## Set task
Every line that contains "heading" counts once; give the total number of such lines, with no other words.

## Stored data
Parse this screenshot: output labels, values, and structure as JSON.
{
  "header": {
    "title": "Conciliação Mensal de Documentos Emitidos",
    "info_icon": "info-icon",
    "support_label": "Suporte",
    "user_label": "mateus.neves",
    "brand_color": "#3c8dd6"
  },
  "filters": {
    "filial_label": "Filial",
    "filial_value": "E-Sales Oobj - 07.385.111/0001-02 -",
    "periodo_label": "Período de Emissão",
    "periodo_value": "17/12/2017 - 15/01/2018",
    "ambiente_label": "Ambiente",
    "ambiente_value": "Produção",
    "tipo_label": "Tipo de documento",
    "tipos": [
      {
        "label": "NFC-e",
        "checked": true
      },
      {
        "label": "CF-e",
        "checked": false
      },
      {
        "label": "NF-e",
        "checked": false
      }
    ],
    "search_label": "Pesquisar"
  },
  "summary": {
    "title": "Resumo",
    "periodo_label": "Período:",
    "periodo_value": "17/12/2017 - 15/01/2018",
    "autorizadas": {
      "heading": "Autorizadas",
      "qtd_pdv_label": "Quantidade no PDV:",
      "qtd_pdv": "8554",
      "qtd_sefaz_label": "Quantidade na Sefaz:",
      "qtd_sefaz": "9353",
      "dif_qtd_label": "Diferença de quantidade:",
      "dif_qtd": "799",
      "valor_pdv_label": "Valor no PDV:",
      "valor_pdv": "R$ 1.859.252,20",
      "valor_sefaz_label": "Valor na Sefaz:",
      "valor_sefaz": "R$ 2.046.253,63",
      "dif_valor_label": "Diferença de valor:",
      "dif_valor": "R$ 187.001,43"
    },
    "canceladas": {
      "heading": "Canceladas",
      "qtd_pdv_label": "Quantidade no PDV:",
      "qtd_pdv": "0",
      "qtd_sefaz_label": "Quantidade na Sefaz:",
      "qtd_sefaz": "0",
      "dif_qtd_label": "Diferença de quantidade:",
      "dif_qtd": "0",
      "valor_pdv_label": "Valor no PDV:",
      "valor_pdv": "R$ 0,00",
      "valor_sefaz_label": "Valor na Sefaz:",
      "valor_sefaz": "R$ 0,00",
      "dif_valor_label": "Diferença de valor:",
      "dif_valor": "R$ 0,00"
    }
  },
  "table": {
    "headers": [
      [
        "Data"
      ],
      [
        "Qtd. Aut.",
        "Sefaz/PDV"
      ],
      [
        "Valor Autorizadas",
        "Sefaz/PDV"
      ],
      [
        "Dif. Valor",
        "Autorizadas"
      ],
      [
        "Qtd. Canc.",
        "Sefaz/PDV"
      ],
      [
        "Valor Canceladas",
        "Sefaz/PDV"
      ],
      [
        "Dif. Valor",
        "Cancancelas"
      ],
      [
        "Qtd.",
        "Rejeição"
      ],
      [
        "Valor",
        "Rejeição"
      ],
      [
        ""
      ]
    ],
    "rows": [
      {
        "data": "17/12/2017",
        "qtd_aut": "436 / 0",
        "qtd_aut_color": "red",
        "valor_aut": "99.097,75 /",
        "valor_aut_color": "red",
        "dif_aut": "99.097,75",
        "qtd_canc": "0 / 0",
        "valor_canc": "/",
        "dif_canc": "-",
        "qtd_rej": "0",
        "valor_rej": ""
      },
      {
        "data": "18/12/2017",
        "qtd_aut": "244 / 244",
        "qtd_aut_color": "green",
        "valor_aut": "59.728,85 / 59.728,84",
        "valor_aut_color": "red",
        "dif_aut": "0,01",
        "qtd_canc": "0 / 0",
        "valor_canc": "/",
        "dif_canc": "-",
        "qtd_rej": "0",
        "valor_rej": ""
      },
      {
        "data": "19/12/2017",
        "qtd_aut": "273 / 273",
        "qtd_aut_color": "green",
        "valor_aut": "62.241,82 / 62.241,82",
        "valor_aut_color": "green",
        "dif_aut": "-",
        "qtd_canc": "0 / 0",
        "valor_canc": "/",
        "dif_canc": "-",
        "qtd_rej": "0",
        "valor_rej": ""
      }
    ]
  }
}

## Solution to this exercise
2